Excerpt from a dataset
☆ ☆ ☆ ☆

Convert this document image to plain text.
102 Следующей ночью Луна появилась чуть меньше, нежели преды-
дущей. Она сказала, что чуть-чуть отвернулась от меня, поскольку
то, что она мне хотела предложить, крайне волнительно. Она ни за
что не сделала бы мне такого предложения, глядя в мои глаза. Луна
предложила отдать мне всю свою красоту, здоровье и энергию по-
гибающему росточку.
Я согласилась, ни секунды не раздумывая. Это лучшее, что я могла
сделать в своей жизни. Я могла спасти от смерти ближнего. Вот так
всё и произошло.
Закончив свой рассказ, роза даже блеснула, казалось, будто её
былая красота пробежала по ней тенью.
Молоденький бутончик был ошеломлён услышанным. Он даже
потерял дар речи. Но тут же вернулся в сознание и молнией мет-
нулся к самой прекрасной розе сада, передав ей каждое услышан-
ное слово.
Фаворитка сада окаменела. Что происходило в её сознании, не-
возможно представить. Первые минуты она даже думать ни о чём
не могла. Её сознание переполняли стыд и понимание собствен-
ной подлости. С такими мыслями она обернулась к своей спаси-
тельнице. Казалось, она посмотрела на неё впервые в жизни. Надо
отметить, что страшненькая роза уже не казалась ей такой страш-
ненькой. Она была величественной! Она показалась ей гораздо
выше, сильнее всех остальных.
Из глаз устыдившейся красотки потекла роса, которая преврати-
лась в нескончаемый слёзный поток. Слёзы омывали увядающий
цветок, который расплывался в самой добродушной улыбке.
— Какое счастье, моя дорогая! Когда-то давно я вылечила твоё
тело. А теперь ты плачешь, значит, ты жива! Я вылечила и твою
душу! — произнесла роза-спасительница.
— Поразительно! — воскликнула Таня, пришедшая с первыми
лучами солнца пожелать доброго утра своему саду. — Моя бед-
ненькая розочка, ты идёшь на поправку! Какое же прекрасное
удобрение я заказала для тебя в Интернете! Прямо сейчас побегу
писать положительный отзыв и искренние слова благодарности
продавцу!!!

☆ ☆ ☆ ☆

YOUR INSTRUCTIONS
Every record shown above should be written out again exactly.

OUTPUT OF THE EXERCISE
Convert this document image to plain text.
102 Следующей ночью Луна появилась чуть меньше, нежели преды-
дущей. Она сказала, что чуть-чуть отвернулась от меня, поскольку
то, что она мне хотела предложить, крайне волнительно. Она ни за
что не сделала бы мне такого предложения, глядя в мои глаза. Луна
предложила отдать мне всю свою красоту, здоровье и энергию по-
гибающему росточку.
Я согласилась, ни секунды не раздумывая. Это лучшее, что я могла
сделать в своей жизни. Я могла спасти от смерти ближнего. Вот так
всё и произошло.
Закончив свой рассказ, роза даже блеснула, казалось, будто её
былая красота пробежала по ней тенью.
Молоденький бутончик был ошеломлён услышанным. Он даже
потерял дар речи. Но тут же вернулся в сознание и молнией мет-
нулся к самой прекрасной розе сада, передав ей каждое услышан-
ное слово.
Фаворитка сада окаменела. Что происходило в её сознании, не-
возможно представить. Первые минуты она даже думать ни о чём
не могла. Её сознание переполняли стыд и понимание собствен-
ной подлости. С такими мыслями она обернулась к своей спаси-
тельнице. Казалось, она посмотрела на неё впервые в жизни. Надо
отметить, что страшненькая роза уже не казалась ей такой страш-
ненькой. Она была величественной! Она показалась ей гораздо
выше, сильнее всех остальных.
Из глаз устыдившейся красотки потекла роса, которая преврати-
лась в нескончаемый слёзный поток. Слёзы омывали увядающий
цветок, который расплывался в самой добродушной улыбке.
— Какое счастье, моя дорогая! Когда-то давно я вылечила твоё
тело. А теперь ты плачешь, значит, ты жива! Я вылечила и твою
душу! — произнесла роза-спасительница.
— Поразительно! — воскликнула Таня, пришедшая с первыми
лучами солнца пожелать доброго утра своему саду. — Моя бед-
ненькая розочка, ты идёшь на поправку! Какое же прекрасное
удобрение я заказала для тебя в Интернете! Прямо сейчас побегу
писать положительный отзыв и искренние слова благодарности
продавцу!!!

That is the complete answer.